Each entry below should be echoed exactly, with pictures omitted.

(Data records)
☆ ☆ ☆

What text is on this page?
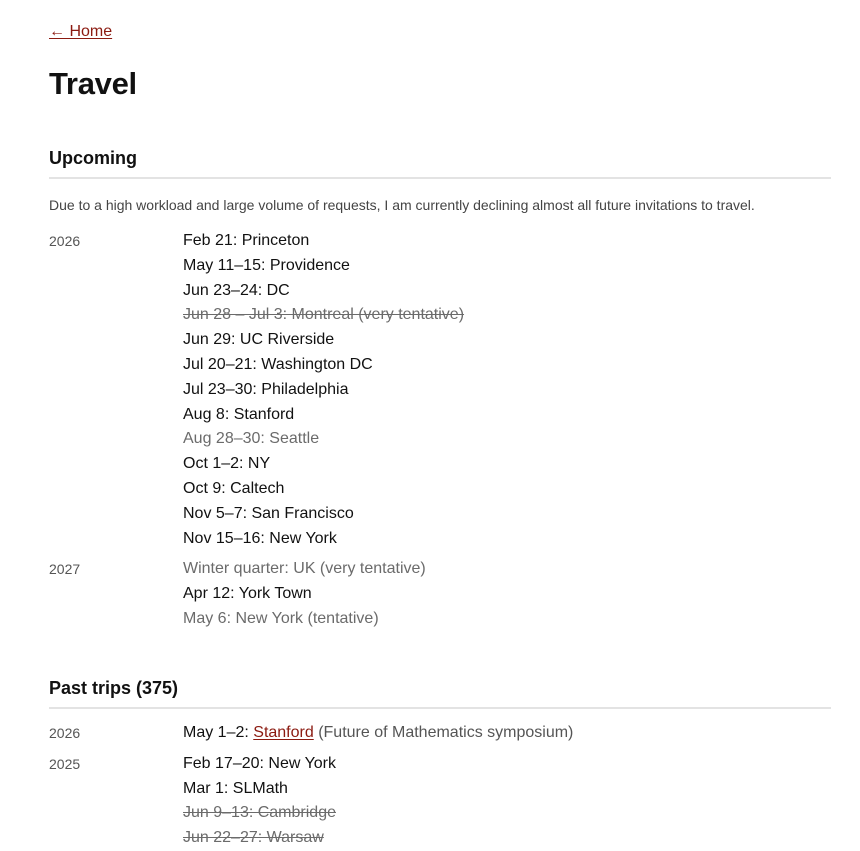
← Home
Travel
Upcoming

Due to a high workload and large volume of requests, I am currently declining almost all future invitations to travel.

2026	Feb 21: Princeton
May 11–15: Providence
Jun 23–24: DC
Jun 28 – Jul 3: Montreal (very tentative)
Jun 29: UC Riverside
Jul 20–21: Washington DC
Jul 23–30: Philadelphia
Aug 8: Stanford
Aug 28–30: Seattle
Oct 1–2: NY
Oct 9: Caltech
Nov 5–7: San Francisco
Nov 15–16: New York
2027	Winter quarter: UK (very tentative)
Apr 12: York Town
May 6: New York (tentative)
Past trips (375)
2026	May 1–2: Stanford (Future of Mathematics symposium)
2025	Feb 17–20: New York
Mar 1: SLMath
Jun 9–13: Cambridge
Jun 22–27: Warsaw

☆ ☆ ☆

> [Reply]
What text is on this page?
← Home
Travel
Upcoming

Due to a high workload and large volume of requests, I am currently declining almost all future invitations to travel.

2026	Feb 21: Princeton
May 11–15: Providence
Jun 23–24: DC
Jun 28 – Jul 3: Montreal (very tentative)
Jun 29: UC Riverside
Jul 20–21: Washington DC
Jul 23–30: Philadelphia
Aug 8: Stanford
Aug 28–30: Seattle
Oct 1–2: NY
Oct 9: Caltech
Nov 5–7: San Francisco
Nov 15–16: New York
2027	Winter quarter: UK (very tentative)
Apr 12: York Town
May 6: New York (tentative)
Past trips (375)
2026	May 1–2: Stanford (Future of Mathematics symposium)
2025	Feb 17–20: New York
Mar 1: SLMath
Jun 9–13: Cambridge
Jun 22–27: Warsaw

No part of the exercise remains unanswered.